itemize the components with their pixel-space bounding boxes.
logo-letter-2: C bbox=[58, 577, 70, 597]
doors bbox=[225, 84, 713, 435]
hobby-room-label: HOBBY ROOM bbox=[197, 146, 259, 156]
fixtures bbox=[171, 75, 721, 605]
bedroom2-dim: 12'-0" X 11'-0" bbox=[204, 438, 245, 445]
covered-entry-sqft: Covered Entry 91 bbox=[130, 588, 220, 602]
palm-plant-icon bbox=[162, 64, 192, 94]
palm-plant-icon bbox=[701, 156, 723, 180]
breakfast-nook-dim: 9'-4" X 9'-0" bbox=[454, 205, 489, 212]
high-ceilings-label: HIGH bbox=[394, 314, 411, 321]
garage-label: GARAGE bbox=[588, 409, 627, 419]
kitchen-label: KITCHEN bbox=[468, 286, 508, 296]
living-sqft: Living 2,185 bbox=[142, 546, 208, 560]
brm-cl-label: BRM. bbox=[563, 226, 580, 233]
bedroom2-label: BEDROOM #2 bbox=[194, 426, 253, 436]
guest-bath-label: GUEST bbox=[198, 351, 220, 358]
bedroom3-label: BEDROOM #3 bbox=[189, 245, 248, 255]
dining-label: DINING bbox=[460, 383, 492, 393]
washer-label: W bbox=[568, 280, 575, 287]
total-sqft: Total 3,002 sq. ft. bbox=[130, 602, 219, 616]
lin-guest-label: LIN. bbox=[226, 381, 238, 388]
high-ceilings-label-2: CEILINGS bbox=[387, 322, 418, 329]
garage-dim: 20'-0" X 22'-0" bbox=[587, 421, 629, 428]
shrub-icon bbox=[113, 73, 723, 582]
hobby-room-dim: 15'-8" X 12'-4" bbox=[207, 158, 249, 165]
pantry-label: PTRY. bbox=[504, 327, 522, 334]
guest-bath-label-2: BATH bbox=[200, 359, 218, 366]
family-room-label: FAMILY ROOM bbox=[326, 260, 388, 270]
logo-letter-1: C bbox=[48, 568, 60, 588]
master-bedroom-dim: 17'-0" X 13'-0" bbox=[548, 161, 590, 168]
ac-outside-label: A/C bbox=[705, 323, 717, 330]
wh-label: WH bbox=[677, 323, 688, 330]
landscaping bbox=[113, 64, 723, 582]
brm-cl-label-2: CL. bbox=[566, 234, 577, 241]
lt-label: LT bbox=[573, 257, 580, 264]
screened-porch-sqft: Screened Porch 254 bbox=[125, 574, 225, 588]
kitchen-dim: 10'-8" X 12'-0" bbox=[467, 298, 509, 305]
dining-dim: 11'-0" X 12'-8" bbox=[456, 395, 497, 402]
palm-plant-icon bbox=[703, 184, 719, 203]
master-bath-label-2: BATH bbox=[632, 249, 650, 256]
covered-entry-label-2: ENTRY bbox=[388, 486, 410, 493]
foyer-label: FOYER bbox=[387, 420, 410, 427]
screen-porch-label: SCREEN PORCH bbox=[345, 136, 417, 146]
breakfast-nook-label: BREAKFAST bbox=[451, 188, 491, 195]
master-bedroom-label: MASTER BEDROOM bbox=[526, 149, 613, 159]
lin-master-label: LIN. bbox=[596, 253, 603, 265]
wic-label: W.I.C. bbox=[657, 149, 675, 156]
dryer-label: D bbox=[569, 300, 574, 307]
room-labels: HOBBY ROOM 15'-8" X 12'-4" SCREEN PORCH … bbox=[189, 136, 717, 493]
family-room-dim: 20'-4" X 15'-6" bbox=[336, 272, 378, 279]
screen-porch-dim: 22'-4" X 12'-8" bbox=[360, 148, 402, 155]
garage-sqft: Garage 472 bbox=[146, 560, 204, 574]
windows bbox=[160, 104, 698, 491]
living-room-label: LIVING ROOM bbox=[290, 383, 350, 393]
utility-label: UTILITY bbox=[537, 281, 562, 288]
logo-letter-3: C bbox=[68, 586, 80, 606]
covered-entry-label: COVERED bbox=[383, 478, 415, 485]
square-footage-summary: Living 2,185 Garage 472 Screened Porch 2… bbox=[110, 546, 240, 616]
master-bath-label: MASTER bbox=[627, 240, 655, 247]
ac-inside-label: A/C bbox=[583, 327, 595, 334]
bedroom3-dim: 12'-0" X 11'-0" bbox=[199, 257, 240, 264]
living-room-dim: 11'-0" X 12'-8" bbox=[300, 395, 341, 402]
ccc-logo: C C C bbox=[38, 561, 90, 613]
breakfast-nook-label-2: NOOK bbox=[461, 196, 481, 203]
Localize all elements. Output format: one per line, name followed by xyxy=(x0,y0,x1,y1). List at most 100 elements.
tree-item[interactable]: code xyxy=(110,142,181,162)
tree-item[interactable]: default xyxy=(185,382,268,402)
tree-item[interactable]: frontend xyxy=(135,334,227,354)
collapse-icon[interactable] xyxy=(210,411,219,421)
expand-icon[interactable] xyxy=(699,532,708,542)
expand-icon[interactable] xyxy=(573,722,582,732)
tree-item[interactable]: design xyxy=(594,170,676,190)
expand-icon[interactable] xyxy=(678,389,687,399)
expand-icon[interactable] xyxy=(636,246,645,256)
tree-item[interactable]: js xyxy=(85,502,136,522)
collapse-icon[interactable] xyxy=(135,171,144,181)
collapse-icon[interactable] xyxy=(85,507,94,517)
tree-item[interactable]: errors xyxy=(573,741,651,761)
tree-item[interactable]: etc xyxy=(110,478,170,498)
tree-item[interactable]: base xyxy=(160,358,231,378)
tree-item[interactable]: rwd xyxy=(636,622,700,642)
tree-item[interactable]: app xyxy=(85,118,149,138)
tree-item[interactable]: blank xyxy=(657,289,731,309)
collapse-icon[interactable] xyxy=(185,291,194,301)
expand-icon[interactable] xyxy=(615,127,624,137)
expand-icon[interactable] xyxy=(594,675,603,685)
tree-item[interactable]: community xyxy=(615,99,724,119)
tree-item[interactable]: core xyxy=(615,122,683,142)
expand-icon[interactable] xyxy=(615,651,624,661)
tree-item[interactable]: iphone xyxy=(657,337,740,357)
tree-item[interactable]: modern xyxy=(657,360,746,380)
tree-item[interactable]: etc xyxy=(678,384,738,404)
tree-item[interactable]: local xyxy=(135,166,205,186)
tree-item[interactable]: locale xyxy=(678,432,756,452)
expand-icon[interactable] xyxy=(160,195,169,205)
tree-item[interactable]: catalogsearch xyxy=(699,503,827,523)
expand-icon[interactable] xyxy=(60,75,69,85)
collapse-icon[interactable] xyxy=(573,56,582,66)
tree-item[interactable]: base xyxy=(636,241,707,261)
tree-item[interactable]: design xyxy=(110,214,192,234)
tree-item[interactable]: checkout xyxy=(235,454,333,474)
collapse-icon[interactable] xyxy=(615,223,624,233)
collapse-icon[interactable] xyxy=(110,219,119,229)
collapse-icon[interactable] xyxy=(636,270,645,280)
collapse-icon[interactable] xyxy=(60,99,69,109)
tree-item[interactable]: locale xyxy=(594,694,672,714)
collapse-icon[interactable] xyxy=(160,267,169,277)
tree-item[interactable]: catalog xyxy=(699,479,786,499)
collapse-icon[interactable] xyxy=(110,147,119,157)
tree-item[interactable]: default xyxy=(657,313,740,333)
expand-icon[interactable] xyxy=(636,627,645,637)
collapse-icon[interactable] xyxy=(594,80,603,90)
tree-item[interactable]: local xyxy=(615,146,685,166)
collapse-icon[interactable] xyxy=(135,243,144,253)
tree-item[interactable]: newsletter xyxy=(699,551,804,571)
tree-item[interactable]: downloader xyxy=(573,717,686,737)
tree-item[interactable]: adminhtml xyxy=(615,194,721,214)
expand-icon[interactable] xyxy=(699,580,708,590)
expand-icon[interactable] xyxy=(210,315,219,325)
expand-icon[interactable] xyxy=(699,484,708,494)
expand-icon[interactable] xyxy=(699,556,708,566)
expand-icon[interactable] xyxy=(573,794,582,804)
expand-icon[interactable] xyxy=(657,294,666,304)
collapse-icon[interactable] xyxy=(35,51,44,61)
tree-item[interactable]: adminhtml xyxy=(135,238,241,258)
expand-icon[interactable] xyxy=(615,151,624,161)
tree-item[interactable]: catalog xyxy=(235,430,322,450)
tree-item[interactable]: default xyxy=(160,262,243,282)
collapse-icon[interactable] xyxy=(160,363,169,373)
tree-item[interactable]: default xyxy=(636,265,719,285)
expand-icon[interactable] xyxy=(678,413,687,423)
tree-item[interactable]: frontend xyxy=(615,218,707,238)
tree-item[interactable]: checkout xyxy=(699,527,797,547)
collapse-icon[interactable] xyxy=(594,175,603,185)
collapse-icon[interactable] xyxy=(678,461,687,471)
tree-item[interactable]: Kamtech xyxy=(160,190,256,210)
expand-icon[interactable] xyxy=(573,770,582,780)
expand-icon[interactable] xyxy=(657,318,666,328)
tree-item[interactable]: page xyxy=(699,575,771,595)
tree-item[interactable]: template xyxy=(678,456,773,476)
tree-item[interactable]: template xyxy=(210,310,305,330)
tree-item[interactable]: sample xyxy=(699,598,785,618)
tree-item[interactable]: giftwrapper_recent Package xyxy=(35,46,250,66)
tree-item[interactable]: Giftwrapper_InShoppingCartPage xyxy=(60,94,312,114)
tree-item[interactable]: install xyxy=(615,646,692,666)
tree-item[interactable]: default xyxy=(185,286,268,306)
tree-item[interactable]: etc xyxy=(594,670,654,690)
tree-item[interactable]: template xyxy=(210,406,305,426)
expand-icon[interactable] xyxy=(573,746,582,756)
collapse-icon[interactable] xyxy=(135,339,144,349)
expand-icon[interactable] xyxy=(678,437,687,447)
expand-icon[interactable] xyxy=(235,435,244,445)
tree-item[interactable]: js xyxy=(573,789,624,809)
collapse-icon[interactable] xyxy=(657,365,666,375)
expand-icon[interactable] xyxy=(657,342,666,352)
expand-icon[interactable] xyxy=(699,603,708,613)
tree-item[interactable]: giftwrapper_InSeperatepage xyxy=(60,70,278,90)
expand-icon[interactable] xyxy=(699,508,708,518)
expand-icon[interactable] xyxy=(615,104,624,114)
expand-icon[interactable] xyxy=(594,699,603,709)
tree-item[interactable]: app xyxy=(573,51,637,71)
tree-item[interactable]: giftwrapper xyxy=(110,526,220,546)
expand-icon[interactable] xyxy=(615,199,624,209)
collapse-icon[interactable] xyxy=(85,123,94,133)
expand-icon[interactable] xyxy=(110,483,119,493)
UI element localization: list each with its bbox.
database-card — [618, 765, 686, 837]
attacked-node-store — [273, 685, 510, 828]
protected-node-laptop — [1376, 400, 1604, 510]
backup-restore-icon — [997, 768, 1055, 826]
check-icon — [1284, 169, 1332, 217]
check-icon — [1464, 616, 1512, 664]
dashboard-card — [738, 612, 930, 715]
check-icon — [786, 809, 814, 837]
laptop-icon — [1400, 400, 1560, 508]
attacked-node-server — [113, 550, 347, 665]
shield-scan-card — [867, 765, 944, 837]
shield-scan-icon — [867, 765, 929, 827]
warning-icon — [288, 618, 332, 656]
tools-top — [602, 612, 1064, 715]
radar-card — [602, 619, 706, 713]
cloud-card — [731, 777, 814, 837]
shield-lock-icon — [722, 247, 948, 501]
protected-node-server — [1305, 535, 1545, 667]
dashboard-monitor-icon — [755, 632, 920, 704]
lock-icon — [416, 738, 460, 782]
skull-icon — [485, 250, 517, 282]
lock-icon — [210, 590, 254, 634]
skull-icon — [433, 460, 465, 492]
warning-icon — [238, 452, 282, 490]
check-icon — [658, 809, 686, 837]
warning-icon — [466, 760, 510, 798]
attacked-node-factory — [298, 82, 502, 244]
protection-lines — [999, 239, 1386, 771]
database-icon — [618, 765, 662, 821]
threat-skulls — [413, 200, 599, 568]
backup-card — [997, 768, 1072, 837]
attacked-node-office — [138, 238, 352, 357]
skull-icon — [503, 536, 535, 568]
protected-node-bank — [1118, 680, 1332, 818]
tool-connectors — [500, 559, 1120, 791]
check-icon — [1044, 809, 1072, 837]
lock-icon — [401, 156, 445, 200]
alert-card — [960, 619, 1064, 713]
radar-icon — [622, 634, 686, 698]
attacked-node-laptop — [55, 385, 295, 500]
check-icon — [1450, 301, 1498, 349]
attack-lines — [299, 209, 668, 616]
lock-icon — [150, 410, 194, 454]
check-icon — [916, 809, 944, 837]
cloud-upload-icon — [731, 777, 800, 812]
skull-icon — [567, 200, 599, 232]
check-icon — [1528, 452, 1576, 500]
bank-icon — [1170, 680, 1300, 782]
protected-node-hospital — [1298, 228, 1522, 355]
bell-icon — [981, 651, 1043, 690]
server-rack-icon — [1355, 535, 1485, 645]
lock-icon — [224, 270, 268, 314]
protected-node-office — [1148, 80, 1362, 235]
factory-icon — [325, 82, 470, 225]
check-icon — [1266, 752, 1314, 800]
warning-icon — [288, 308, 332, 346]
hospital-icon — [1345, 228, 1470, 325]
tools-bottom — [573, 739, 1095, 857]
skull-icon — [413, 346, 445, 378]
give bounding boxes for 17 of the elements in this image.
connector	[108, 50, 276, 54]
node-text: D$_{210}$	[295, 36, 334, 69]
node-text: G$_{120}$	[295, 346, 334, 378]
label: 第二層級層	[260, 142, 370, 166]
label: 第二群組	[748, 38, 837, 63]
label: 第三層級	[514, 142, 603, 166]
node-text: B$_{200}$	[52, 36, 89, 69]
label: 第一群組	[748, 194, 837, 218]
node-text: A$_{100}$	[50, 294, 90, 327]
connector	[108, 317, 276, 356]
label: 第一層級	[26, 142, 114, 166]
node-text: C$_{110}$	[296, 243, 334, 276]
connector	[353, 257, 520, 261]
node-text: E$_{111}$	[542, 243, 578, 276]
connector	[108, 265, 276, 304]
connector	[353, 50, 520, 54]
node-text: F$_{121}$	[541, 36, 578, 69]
..............................
EXERCISE DIRECTIONS » Copy the records word for word, from their very first line through the line containing "438, 245, 445]".

EXPECTED ANSWER »
itemize the components with their pixel-space bounding boxes.
logo-letter-2: C bbox=[58, 577, 70, 597]
doors bbox=[225, 84, 713, 435]
hobby-room-label: HOBBY ROOM bbox=[197, 146, 259, 156]
fixtures bbox=[171, 75, 721, 605]
bedroom2-dim: 12'-0" X 11'-0" bbox=[204, 438, 245, 445]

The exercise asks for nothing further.